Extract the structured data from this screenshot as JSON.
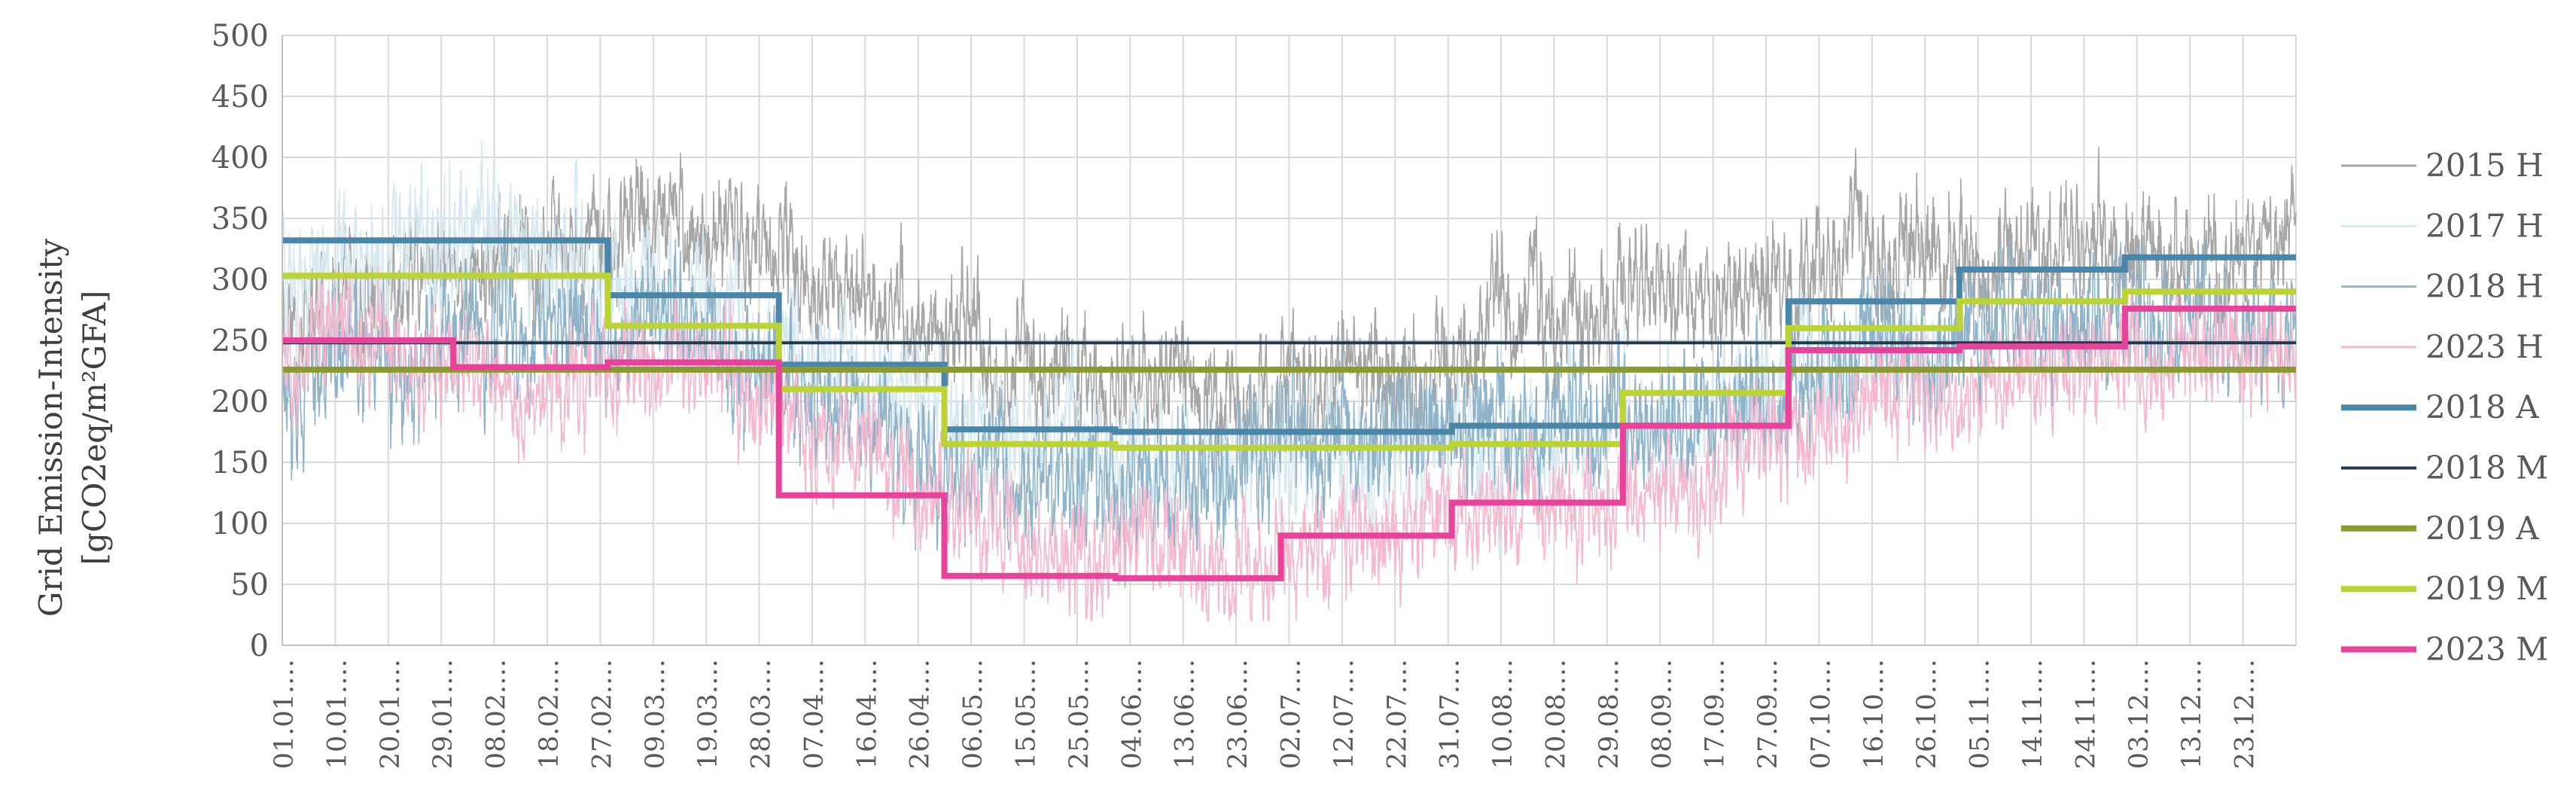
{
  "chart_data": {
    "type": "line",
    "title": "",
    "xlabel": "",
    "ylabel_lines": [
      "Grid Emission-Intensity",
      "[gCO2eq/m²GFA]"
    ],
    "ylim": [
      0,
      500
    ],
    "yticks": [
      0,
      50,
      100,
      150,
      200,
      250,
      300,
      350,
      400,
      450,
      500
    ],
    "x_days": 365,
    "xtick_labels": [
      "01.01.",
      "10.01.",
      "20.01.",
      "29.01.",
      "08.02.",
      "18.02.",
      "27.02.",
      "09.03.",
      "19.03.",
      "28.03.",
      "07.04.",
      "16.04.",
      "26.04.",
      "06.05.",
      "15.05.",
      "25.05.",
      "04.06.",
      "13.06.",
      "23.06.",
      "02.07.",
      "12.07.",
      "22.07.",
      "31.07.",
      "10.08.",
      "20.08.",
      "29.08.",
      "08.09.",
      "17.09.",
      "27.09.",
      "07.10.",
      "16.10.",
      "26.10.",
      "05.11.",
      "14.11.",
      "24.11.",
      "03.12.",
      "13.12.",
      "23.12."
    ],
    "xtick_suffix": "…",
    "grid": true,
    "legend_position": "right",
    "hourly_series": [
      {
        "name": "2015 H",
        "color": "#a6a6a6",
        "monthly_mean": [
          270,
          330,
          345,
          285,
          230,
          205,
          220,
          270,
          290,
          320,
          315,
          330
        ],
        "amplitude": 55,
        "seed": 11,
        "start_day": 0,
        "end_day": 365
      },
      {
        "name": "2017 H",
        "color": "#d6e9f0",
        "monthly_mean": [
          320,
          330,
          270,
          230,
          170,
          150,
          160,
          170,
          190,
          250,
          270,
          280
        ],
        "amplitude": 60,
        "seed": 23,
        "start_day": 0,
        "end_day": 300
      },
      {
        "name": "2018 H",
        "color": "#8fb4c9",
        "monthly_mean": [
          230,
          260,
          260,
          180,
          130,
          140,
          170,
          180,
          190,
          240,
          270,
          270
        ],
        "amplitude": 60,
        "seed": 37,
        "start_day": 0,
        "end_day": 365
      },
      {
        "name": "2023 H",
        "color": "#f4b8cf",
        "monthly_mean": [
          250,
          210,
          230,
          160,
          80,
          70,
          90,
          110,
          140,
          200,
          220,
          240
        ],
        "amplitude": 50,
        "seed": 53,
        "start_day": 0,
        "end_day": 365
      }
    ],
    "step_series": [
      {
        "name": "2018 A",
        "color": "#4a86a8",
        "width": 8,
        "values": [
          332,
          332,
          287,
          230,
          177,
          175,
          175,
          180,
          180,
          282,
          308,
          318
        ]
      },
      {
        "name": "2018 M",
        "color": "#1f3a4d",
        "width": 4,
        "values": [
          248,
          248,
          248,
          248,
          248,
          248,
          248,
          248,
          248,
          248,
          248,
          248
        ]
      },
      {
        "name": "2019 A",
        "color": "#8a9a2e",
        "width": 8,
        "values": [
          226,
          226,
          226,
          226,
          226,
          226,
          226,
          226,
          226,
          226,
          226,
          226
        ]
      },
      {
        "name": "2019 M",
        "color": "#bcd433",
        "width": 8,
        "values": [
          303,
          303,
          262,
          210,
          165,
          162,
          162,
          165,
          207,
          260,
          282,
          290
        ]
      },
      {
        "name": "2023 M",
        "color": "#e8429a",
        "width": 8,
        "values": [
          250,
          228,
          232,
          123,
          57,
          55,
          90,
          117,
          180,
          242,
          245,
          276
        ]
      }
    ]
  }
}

Required task -
Each entry should be repeated exactly as it appears; the pictures stay out.

Solution to this problem -
Extract the structured data from this screenshot as JSON.
{
  "chart_data": {
    "type": "line",
    "title": "",
    "xlabel": "",
    "ylabel_lines": [
      "Grid Emission-Intensity",
      "[gCO2eq/m²GFA]"
    ],
    "ylim": [
      0,
      500
    ],
    "yticks": [
      0,
      50,
      100,
      150,
      200,
      250,
      300,
      350,
      400,
      450,
      500
    ],
    "x_days": 365,
    "xtick_labels": [
      "01.01.",
      "10.01.",
      "20.01.",
      "29.01.",
      "08.02.",
      "18.02.",
      "27.02.",
      "09.03.",
      "19.03.",
      "28.03.",
      "07.04.",
      "16.04.",
      "26.04.",
      "06.05.",
      "15.05.",
      "25.05.",
      "04.06.",
      "13.06.",
      "23.06.",
      "02.07.",
      "12.07.",
      "22.07.",
      "31.07.",
      "10.08.",
      "20.08.",
      "29.08.",
      "08.09.",
      "17.09.",
      "27.09.",
      "07.10.",
      "16.10.",
      "26.10.",
      "05.11.",
      "14.11.",
      "24.11.",
      "03.12.",
      "13.12.",
      "23.12."
    ],
    "xtick_suffix": "…",
    "grid": true,
    "legend_position": "right",
    "hourly_series": [
      {
        "name": "2015 H",
        "color": "#a6a6a6",
        "monthly_mean": [
          270,
          330,
          345,
          285,
          230,
          205,
          220,
          270,
          290,
          320,
          315,
          330
        ],
        "amplitude": 55,
        "seed": 11,
        "start_day": 0,
        "end_day": 365
      },
      {
        "name": "2017 H",
        "color": "#d6e9f0",
        "monthly_mean": [
          320,
          330,
          270,
          230,
          170,
          150,
          160,
          170,
          190,
          250,
          270,
          280
        ],
        "amplitude": 60,
        "seed": 23,
        "start_day": 0,
        "end_day": 300
      },
      {
        "name": "2018 H",
        "color": "#8fb4c9",
        "monthly_mean": [
          230,
          260,
          260,
          180,
          130,
          140,
          170,
          180,
          190,
          240,
          270,
          270
        ],
        "amplitude": 60,
        "seed": 37,
        "start_day": 0,
        "end_day": 365
      },
      {
        "name": "2023 H",
        "color": "#f4b8cf",
        "monthly_mean": [
          250,
          210,
          230,
          160,
          80,
          70,
          90,
          110,
          140,
          200,
          220,
          240
        ],
        "amplitude": 50,
        "seed": 53,
        "start_day": 0,
        "end_day": 365
      }
    ],
    "step_series": [
      {
        "name": "2018 A",
        "color": "#4a86a8",
        "width": 8,
        "values": [
          332,
          332,
          287,
          230,
          177,
          175,
          175,
          180,
          180,
          282,
          308,
          318
        ]
      },
      {
        "name": "2018 M",
        "color": "#1f3a4d",
        "width": 4,
        "values": [
          248,
          248,
          248,
          248,
          248,
          248,
          248,
          248,
          248,
          248,
          248,
          248
        ]
      },
      {
        "name": "2019 A",
        "color": "#8a9a2e",
        "width": 8,
        "values": [
          226,
          226,
          226,
          226,
          226,
          226,
          226,
          226,
          226,
          226,
          226,
          226
        ]
      },
      {
        "name": "2019 M",
        "color": "#bcd433",
        "width": 8,
        "values": [
          303,
          303,
          262,
          210,
          165,
          162,
          162,
          165,
          207,
          260,
          282,
          290
        ]
      },
      {
        "name": "2023 M",
        "color": "#e8429a",
        "width": 8,
        "values": [
          250,
          228,
          232,
          123,
          57,
          55,
          90,
          117,
          180,
          242,
          245,
          276
        ]
      }
    ]
  }
}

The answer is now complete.